● **REQUEST A**:
Translate this sentence from the relay protection passage into Spanish: "The parallel connection sums the currents from the individual current transformers."

━━━━━ PASSAGE PROVIDED ━━━━━

Power directional relays use voltage and current inputs to measure power. Either real power (watts) or reactive power (vars) can be measured, but for most applications, real power is the desired quantity.

Since power is the product of voltage and current, there is directionality associated with the measurement. Direction is determined by the phase angle between the voltage and current waveforms and power is transmitted (or "flows") from one point to another.

For example, power flows from a source to a load, into or out of a switchgear bus and into or out of a generator. For systems with multiple sources, power can flow in more than one direction. A power directional relay operates when power flow is higher or lower than a set pickup in a specified direction. The pickup and directional settings are selected to indicate an abnormal or fault condition. 

At a water or wastewater facility with local generation, loss of the prime mover power input to the generator allows power to flow from the system into the generator and the generator acts as a synchronous motor. This condition mainly creates the risk of damaging the prime mover, so a power directional relay is applied to detect power flow into a generator on loss of the prime mover.

If a wastewater facility operates a methane-fueled cogeneration plant, the service agreement with the utility company may or may not provide for the utility to buy surplus power from the facility. If there is no agreement for the utility to purchase power, a directional power relay may be required at the service point to prevent transmission of power from the cogeneration plant to the utility system. This relay may be part of the required protection at the service point to prevent the cogeneration plant from inadvertently energizing the utility system.

If two transformers supplied by separate utility feeders are connected to a common bus at a water or wastewater facility, a fault on one utility feeder will allow current and power to flow from the other transformer through the common bus and back through the first transformer to the fault. Depending on the fault type, location and transformer winding connection, the current may be nearly zero and the only power flow may be that associated with the transformer losses. The direction of the flow will still indicate an abnormal condition.

Differential Protection

Differential relays operate on one of the fundamental principles governing behavior of electrical circuits - Kirchhoff's Current Law, which states that the sum of all currents flowing into an electrical node is zero. Stated another way, the current flowing into a node must equal the current flowing out of the node.

A differential relay measures the sum of all currents connected to whatever node is being protected. If the sum is not zero, there is an unintentional path for current flow that creates an unbalance between current entering and current leaving the node. The unintentional path is a fault between phases or between one or more phases and ground.

It is perhaps easiest to visualize differential protection applied to a substation bus, since a bus exactly fits a simple definition of an electrical node: a junction with current-carrying branches connected. For relaying purposes, other power system components also meet the definition of a node.

For example, a transformer can be considered as a node with high and low side conductors carrying current to and from the node. Motor and generator windings have leads on each end that carry current into and out of the windings. Transmission lines have two or more terminals where currents flow in and out. For water or wastewater facilities, differential relaying is typically applied to buses, transformers and rotating machinery.

A basic form of differential relaying consists of multiple current transformers with their secondary terminals connected in parallel. The parallel connection sums the currents from the individual current transformers. An overcurrent relay is connected to the CT secondary junction to measure the differential current.

━━━━━

● **REQUEST B**:
In the entries, write out every line from the line with "candle[interactable] [941, 319, 952, 342]" to the line with "candle[interactable] [1756, 509, 1767, 539]", both included, without changing anything.

━━━━━ TASK DATA ━━━━━

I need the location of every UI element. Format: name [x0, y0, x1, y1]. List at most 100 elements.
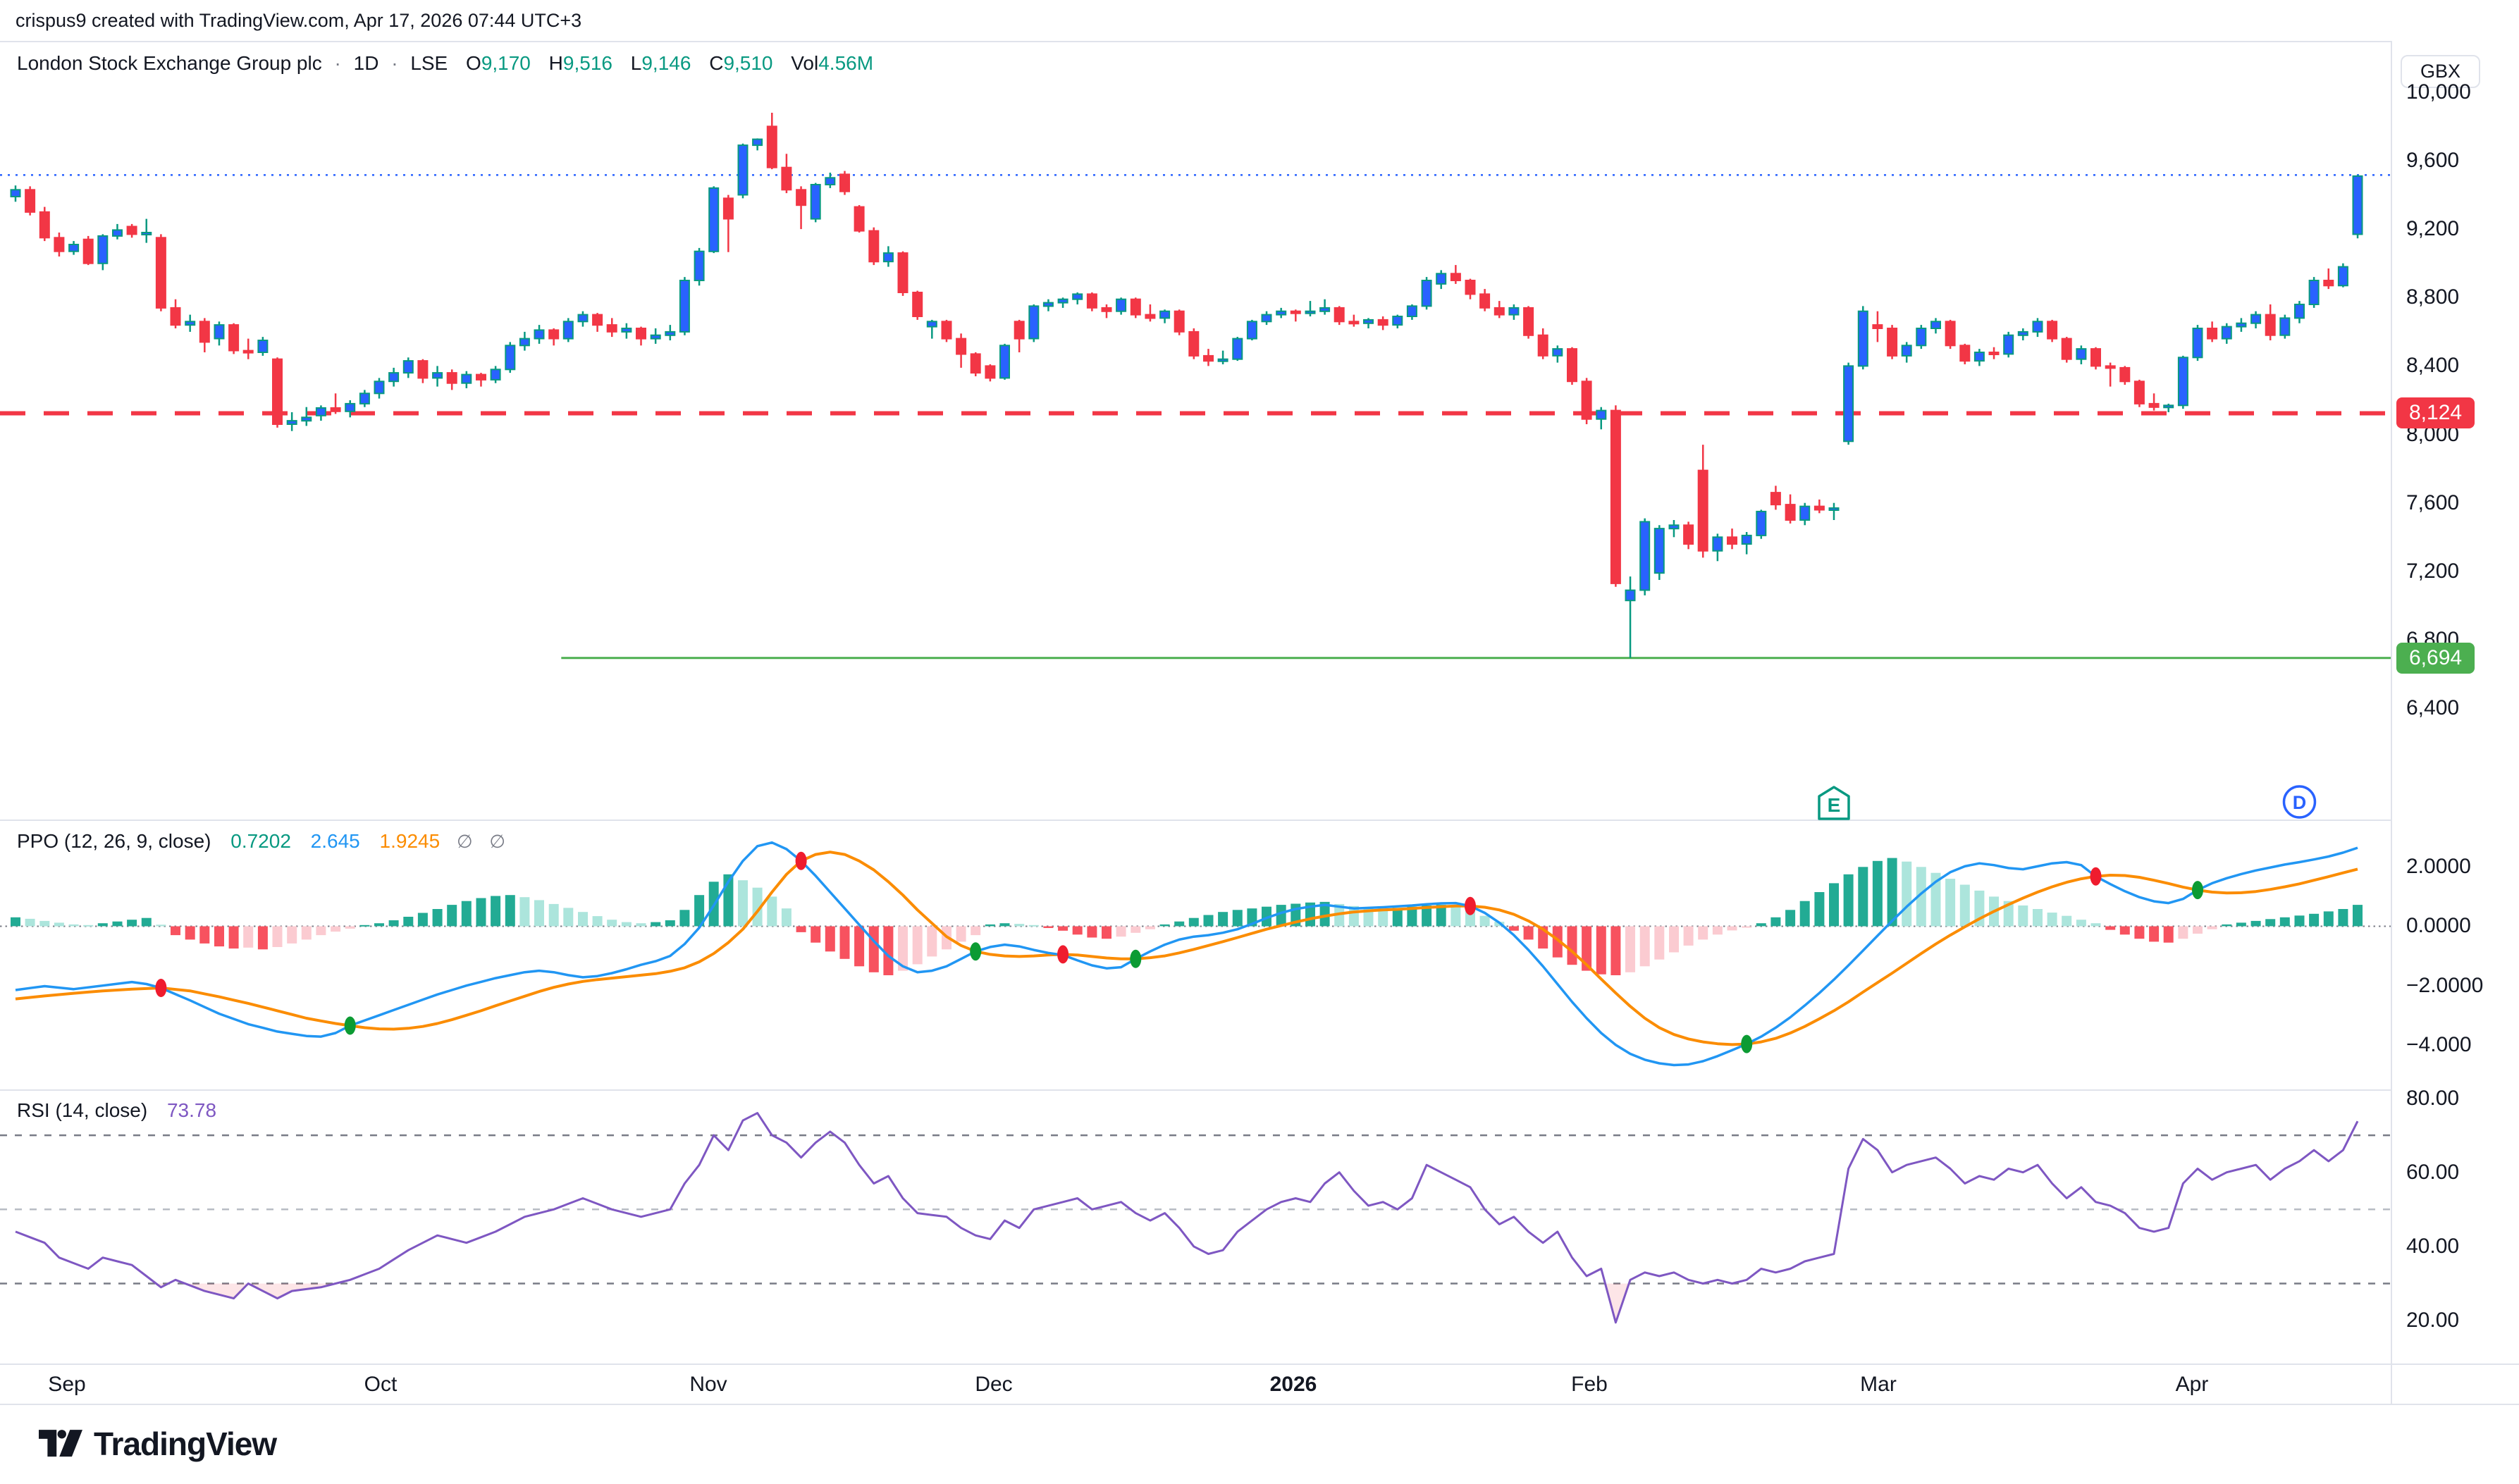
candle[interactable] [941, 319, 952, 342]
candle[interactable] [2061, 337, 2072, 363]
candle[interactable] [679, 277, 690, 335]
candle[interactable] [170, 299, 181, 328]
candle[interactable] [1785, 494, 1796, 524]
candle[interactable] [737, 143, 749, 199]
candle[interactable] [2323, 268, 2334, 290]
candle[interactable] [97, 234, 109, 271]
candle[interactable] [1945, 319, 1956, 350]
candle[interactable] [10, 185, 21, 202]
candle[interactable] [1042, 299, 1054, 311]
candle[interactable] [868, 227, 880, 266]
symbol-legend[interactable]: London Stock Exchange Group plc · 1D · L… [17, 52, 873, 75]
candle[interactable] [2177, 355, 2188, 409]
candle[interactable] [1465, 278, 1476, 299]
candle[interactable] [548, 328, 560, 346]
candle[interactable] [1392, 314, 1403, 328]
ppo-legend[interactable]: PPO (12, 26, 9, close) 0.7202 2.645 1.92… [17, 830, 505, 853]
candle[interactable] [1857, 306, 1868, 370]
candle[interactable] [257, 337, 269, 356]
candle[interactable] [446, 369, 457, 390]
candle[interactable] [2090, 347, 2101, 370]
candle[interactable] [897, 251, 909, 296]
candle[interactable] [2265, 304, 2276, 340]
candle[interactable] [722, 194, 734, 252]
candle[interactable] [1639, 518, 1651, 595]
candle[interactable] [1203, 349, 1214, 366]
candle[interactable] [1305, 301, 1316, 316]
candle[interactable] [1406, 304, 1417, 320]
candle[interactable] [1057, 297, 1068, 308]
candle[interactable] [665, 325, 676, 340]
candle[interactable] [2250, 311, 2262, 328]
candle[interactable] [54, 233, 65, 256]
candle[interactable] [1450, 265, 1461, 284]
candle[interactable] [534, 325, 545, 344]
candle[interactable] [1232, 337, 1243, 361]
candle[interactable] [301, 407, 312, 426]
candle[interactable] [82, 235, 94, 266]
candle[interactable] [1552, 345, 1563, 363]
candle[interactable] [2133, 379, 2145, 407]
candle[interactable] [1421, 277, 1432, 310]
ppo-mute-icon[interactable]: ∅ [489, 831, 506, 852]
timeframe-label[interactable]: 1D [353, 52, 379, 74]
candle[interactable] [854, 205, 865, 233]
candle[interactable] [1828, 502, 1840, 520]
candle[interactable] [1610, 405, 1621, 587]
candle[interactable] [970, 352, 981, 376]
candle[interactable] [1625, 576, 1636, 658]
candle[interactable] [1973, 349, 1985, 366]
candle[interactable] [345, 400, 356, 418]
candle[interactable] [1756, 509, 1767, 539]
candle[interactable] [388, 367, 400, 387]
candle[interactable] [1363, 318, 1374, 328]
candle[interactable] [374, 378, 385, 399]
ppo-title[interactable]: PPO (12, 26, 9, close) [17, 830, 211, 852]
candle[interactable] [214, 321, 225, 346]
candle[interactable] [1988, 347, 2000, 359]
candle[interactable] [1712, 533, 1723, 562]
candle[interactable] [402, 357, 414, 378]
candle[interactable] [286, 412, 297, 431]
candle[interactable] [1290, 309, 1301, 322]
candle[interactable] [1479, 289, 1491, 311]
candle[interactable] [796, 186, 807, 230]
candle[interactable] [1813, 499, 1825, 514]
candle[interactable] [476, 373, 486, 387]
candle[interactable] [2119, 366, 2131, 385]
candle[interactable] [315, 405, 326, 421]
candle[interactable] [1537, 328, 1548, 359]
candle[interactable] [1872, 311, 1883, 342]
candle[interactable] [708, 186, 720, 254]
candle[interactable] [1596, 407, 1607, 430]
candle[interactable] [1581, 378, 1592, 424]
candle[interactable] [2105, 362, 2116, 387]
candle[interactable] [1348, 314, 1360, 327]
candle[interactable] [562, 318, 574, 342]
candle[interactable] [1930, 318, 1941, 334]
candle[interactable] [1916, 325, 1927, 350]
candle[interactable] [694, 247, 705, 286]
candle[interactable] [1727, 528, 1737, 550]
candle[interactable] [242, 338, 254, 359]
candle[interactable] [25, 186, 36, 216]
candle[interactable] [1959, 343, 1971, 364]
candle[interactable] [606, 318, 617, 338]
candle[interactable] [330, 393, 341, 414]
candle[interactable] [1246, 319, 1257, 340]
candle[interactable] [1668, 520, 1680, 538]
tradingview-brand[interactable]: TradingView [39, 1425, 277, 1463]
currency-chip[interactable]: GBX [2401, 55, 2481, 88]
candle[interactable] [1116, 297, 1127, 315]
candle[interactable] [2003, 331, 2014, 358]
price-ppo-separator[interactable] [0, 820, 2519, 821]
candle[interactable] [2032, 318, 2043, 338]
candle[interactable] [592, 313, 603, 332]
candle[interactable] [505, 342, 516, 373]
candle[interactable] [2337, 263, 2348, 287]
candle[interactable] [825, 173, 836, 188]
candle[interactable] [766, 113, 777, 170]
candle[interactable] [839, 171, 850, 195]
candle[interactable] [2221, 323, 2232, 344]
candle[interactable] [126, 223, 137, 238]
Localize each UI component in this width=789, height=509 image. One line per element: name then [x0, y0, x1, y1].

━━━━━

● **EXPECTED OUTPUT A**:
La conexión en paralelo suma las corrientes de los transformadores de corriente individuales.

● **EXPECTED OUTPUT B**:
candle[interactable] [941, 319, 952, 342]
candle[interactable] [2061, 337, 2072, 363]
candle[interactable] [679, 277, 690, 335]
candle[interactable] [170, 299, 181, 328]
candle[interactable] [1785, 494, 1796, 524]
candle[interactable] [737, 143, 749, 199]
candle[interactable] [2323, 268, 2334, 290]
candle[interactable] [97, 234, 109, 271]
candle[interactable] [1945, 319, 1956, 350]
candle[interactable] [10, 185, 21, 202]
candle[interactable] [1042, 299, 1054, 311]
candle[interactable] [868, 227, 880, 266]
symbol-legend[interactable]: London Stock Exchange Group plc · 1D · L… [17, 52, 873, 75]
candle[interactable] [2177, 355, 2188, 409]
candle[interactable] [1465, 278, 1476, 299]
candle[interactable] [548, 328, 560, 346]
candle[interactable] [1392, 314, 1403, 328]
ppo-legend[interactable]: PPO (12, 26, 9, close) 0.7202 2.645 1.92… [17, 830, 505, 853]
candle[interactable] [1857, 306, 1868, 370]
candle[interactable] [257, 337, 269, 356]
candle[interactable] [446, 369, 457, 390]
candle[interactable] [2090, 347, 2101, 370]
candle[interactable] [897, 251, 909, 296]
candle[interactable] [2265, 304, 2276, 340]
candle[interactable] [722, 194, 734, 252]
candle[interactable] [1639, 518, 1651, 595]
candle[interactable] [1203, 349, 1214, 366]
candle[interactable] [1305, 301, 1316, 316]
candle[interactable] [1406, 304, 1417, 320]
candle[interactable] [1057, 297, 1068, 308]
candle[interactable] [665, 325, 676, 340]
candle[interactable] [2250, 311, 2262, 328]
candle[interactable] [54, 233, 65, 256]
candle[interactable] [1450, 265, 1461, 284]
candle[interactable] [534, 325, 545, 344]
candle[interactable] [1232, 337, 1243, 361]
candle[interactable] [301, 407, 312, 426]
candle[interactable] [82, 235, 94, 266]
candle[interactable] [1552, 345, 1563, 363]
candle[interactable] [2133, 379, 2145, 407]
candle[interactable] [1421, 277, 1432, 310]
ppo-mute-icon[interactable]: ∅ [489, 831, 506, 852]
timeframe-label[interactable]: 1D [353, 52, 379, 74]
candle[interactable] [854, 205, 865, 233]
candle[interactable] [1828, 502, 1840, 520]
candle[interactable] [1610, 405, 1621, 587]
candle[interactable] [970, 352, 981, 376]
candle[interactable] [1625, 576, 1636, 658]
candle[interactable] [1973, 349, 1985, 366]
candle[interactable] [345, 400, 356, 418]
candle[interactable] [1756, 509, 1767, 539]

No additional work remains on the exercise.